Problem to work on:
In the material below, find all lines with the string "average" and copy them.

** Start Material provided **

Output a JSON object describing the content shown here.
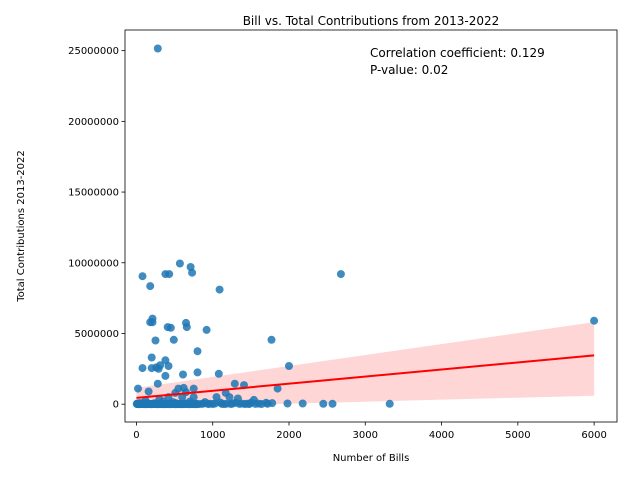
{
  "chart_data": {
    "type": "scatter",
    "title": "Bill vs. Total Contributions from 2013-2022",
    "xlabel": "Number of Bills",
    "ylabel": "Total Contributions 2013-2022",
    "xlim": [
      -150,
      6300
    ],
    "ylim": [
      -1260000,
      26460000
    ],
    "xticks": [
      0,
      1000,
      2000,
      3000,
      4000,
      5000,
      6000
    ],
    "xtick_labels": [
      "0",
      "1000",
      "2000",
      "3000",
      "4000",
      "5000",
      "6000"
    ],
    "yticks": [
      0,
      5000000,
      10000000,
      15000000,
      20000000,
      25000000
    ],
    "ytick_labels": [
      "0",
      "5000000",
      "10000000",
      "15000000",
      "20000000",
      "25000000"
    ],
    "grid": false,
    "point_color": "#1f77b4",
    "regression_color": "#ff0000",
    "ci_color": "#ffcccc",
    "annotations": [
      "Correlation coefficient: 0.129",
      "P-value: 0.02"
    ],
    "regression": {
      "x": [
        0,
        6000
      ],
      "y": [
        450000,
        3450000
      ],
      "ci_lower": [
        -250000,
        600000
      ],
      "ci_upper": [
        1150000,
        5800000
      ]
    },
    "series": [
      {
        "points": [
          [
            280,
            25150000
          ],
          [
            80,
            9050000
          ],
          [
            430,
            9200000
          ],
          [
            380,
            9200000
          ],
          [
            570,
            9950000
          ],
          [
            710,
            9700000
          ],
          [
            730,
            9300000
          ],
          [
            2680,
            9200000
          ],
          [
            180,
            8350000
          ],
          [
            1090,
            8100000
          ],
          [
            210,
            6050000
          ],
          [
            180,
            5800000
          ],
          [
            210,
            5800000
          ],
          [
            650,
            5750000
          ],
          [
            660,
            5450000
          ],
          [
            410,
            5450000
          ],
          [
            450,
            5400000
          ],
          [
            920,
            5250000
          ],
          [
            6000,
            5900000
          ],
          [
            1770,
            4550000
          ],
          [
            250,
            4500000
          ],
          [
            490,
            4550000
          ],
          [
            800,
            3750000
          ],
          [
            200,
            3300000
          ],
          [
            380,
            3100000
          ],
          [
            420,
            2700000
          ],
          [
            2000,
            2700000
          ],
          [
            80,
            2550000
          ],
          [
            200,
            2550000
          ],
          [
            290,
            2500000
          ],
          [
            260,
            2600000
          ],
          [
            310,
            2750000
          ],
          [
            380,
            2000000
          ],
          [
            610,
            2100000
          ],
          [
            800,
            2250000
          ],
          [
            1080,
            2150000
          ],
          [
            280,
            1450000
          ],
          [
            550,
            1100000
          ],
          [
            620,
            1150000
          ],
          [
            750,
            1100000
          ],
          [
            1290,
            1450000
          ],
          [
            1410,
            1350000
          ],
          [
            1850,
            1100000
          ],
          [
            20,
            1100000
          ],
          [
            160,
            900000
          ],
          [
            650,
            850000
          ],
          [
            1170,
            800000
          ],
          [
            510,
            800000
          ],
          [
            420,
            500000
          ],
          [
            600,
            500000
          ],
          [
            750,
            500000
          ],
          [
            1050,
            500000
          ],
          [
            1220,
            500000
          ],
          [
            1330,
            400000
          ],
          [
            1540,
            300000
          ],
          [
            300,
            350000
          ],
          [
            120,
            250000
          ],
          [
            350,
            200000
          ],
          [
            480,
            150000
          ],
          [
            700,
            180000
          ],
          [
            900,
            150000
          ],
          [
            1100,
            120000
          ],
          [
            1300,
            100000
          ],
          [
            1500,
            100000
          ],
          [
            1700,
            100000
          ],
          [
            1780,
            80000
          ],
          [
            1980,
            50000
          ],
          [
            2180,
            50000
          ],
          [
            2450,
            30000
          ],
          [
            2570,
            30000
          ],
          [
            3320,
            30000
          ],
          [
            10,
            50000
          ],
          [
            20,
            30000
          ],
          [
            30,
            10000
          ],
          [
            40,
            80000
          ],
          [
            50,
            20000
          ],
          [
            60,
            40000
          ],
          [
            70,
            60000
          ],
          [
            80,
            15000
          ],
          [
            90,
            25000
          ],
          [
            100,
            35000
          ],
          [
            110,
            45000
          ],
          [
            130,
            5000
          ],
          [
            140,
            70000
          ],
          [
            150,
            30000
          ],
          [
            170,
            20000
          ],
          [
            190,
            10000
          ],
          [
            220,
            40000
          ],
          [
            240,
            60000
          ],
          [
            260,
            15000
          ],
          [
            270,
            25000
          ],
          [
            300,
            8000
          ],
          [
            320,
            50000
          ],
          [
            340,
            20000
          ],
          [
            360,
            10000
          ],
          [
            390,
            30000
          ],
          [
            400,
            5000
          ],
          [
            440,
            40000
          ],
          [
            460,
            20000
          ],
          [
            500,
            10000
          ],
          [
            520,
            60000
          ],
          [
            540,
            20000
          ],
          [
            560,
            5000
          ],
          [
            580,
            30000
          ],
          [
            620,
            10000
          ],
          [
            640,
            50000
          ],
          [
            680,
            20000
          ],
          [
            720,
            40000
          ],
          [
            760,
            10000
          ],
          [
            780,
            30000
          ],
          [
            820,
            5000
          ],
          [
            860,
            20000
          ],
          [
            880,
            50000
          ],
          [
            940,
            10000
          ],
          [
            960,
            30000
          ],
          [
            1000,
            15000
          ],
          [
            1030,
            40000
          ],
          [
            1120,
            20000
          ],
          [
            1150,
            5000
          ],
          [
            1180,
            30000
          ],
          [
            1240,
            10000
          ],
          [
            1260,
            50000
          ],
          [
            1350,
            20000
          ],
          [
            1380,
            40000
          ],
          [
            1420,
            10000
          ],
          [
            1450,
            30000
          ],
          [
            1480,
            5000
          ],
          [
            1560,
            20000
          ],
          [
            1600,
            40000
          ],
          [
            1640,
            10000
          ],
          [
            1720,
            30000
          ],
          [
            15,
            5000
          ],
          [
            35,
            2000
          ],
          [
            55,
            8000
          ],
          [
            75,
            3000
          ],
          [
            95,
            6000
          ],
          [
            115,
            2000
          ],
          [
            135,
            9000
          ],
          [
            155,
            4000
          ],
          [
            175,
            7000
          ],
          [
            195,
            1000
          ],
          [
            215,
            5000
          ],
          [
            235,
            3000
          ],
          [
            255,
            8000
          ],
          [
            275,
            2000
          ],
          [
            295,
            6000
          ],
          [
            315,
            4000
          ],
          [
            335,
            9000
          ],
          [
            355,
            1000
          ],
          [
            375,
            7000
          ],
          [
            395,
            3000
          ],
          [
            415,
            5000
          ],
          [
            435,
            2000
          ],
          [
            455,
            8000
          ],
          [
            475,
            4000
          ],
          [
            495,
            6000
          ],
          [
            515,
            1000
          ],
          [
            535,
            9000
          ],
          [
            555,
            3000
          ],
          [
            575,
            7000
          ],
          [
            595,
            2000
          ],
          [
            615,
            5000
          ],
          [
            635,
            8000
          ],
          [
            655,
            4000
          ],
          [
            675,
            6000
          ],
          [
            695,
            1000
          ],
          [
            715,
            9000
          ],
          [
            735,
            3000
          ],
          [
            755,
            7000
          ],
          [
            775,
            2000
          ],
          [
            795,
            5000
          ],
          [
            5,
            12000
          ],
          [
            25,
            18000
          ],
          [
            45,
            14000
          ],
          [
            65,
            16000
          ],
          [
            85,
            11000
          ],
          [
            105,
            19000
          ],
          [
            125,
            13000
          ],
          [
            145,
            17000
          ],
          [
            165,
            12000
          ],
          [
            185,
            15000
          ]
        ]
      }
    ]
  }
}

** End Material provided **
** Start Material provided **

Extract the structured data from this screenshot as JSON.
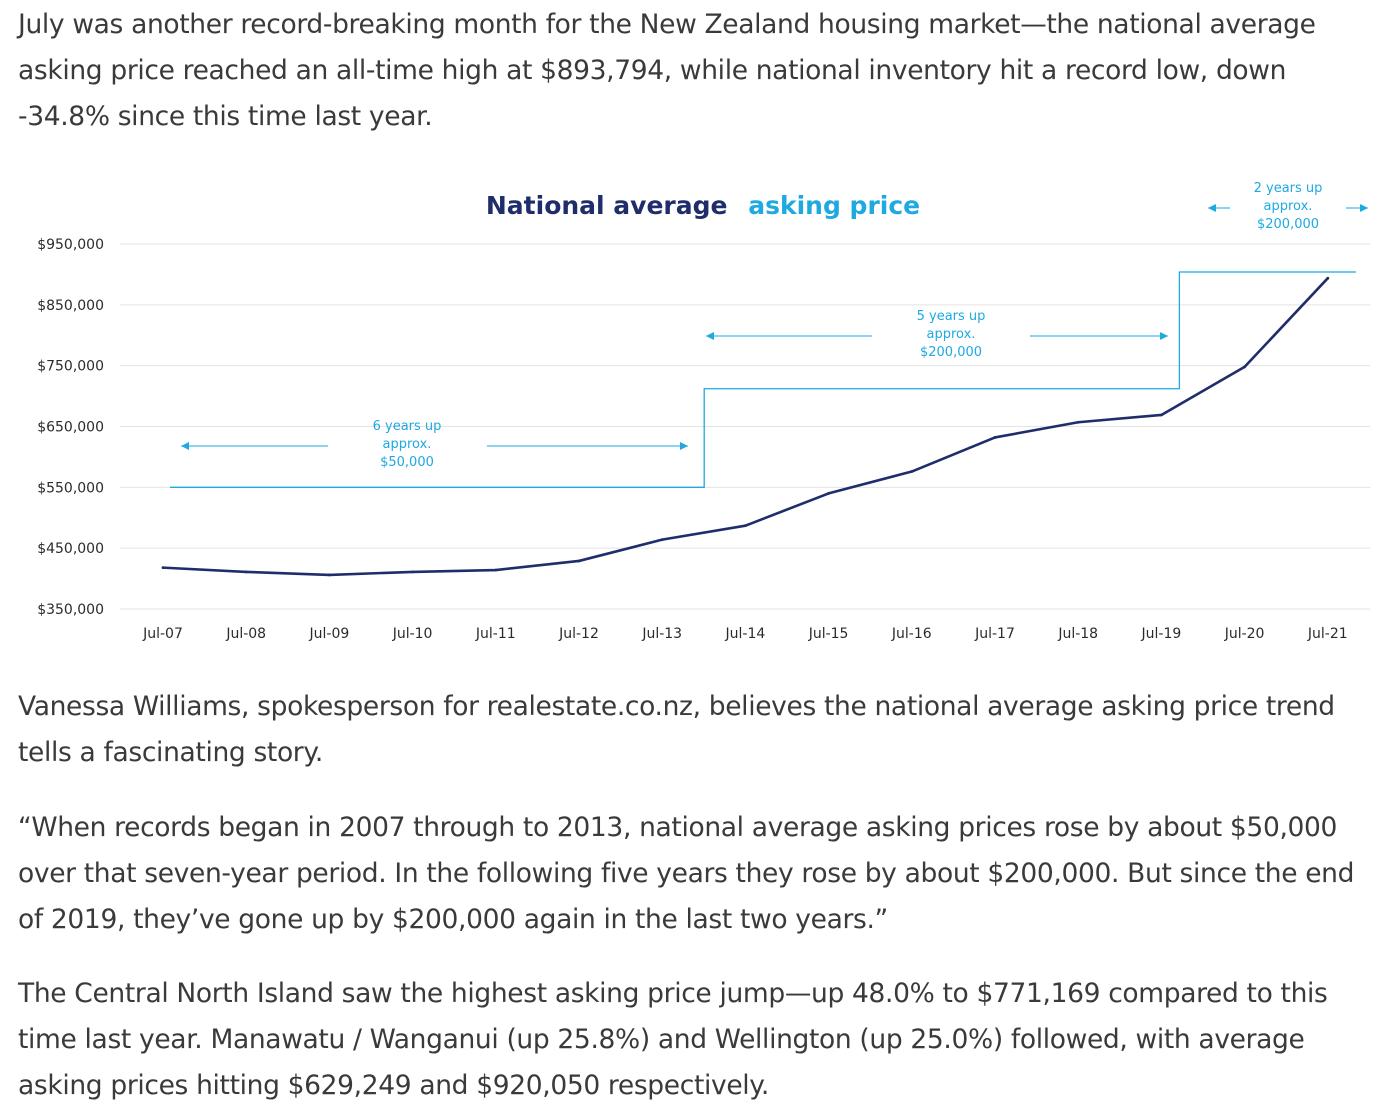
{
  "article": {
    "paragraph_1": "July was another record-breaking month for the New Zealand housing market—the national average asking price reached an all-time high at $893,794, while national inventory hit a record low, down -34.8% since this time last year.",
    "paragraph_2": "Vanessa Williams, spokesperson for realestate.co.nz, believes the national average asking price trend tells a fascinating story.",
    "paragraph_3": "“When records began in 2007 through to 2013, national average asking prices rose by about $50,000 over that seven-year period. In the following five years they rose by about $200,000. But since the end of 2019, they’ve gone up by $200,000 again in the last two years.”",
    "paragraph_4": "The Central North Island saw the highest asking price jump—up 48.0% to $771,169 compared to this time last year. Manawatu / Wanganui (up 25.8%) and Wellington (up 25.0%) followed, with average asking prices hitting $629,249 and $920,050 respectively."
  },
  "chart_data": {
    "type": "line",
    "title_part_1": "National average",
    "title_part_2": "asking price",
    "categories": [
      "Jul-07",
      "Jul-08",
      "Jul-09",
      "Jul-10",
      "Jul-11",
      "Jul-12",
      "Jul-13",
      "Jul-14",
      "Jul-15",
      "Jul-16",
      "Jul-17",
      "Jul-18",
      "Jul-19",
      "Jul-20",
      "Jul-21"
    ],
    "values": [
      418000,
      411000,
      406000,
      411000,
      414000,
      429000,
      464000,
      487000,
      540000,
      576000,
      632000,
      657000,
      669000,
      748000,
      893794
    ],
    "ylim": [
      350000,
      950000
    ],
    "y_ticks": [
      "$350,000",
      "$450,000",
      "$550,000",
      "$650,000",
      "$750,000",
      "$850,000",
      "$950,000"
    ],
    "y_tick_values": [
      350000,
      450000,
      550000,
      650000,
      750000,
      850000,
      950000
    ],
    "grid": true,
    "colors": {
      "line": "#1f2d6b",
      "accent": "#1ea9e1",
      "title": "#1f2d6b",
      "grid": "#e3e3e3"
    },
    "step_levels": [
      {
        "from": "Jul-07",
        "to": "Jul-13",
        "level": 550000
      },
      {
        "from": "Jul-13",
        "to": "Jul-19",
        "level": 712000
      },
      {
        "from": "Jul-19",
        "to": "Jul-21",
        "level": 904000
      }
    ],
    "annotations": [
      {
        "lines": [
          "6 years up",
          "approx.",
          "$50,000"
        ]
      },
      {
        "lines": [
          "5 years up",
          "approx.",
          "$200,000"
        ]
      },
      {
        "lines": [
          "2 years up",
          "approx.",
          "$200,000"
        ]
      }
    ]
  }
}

** End Material provided **

Answer to the task:
    "paragraph_1": "July was another record-breaking month for the New Zealand housing market—the national average asking price reached an all-time high at $893,794, while national inventory hit a record low, down -34.8% since this time last year.",
    "paragraph_2": "Vanessa Williams, spokesperson for realestate.co.nz, believes the national average asking price trend tells a fascinating story.",
    "paragraph_3": "“When records began in 2007 through to 2013, national average asking prices rose by about $50,000 over that seven-year period. In the following five years they rose by about $200,000. But since the end of 2019, they’ve gone up by $200,000 again in the last two years.”",
    "paragraph_4": "The Central North Island saw the highest asking price jump—up 48.0% to $771,169 compared to this time last year. Manawatu / Wanganui (up 25.8%) and Wellington (up 25.0%) followed, with average asking prices hitting $629,249 and $920,050 respectively."
    "title_part_1": "National average",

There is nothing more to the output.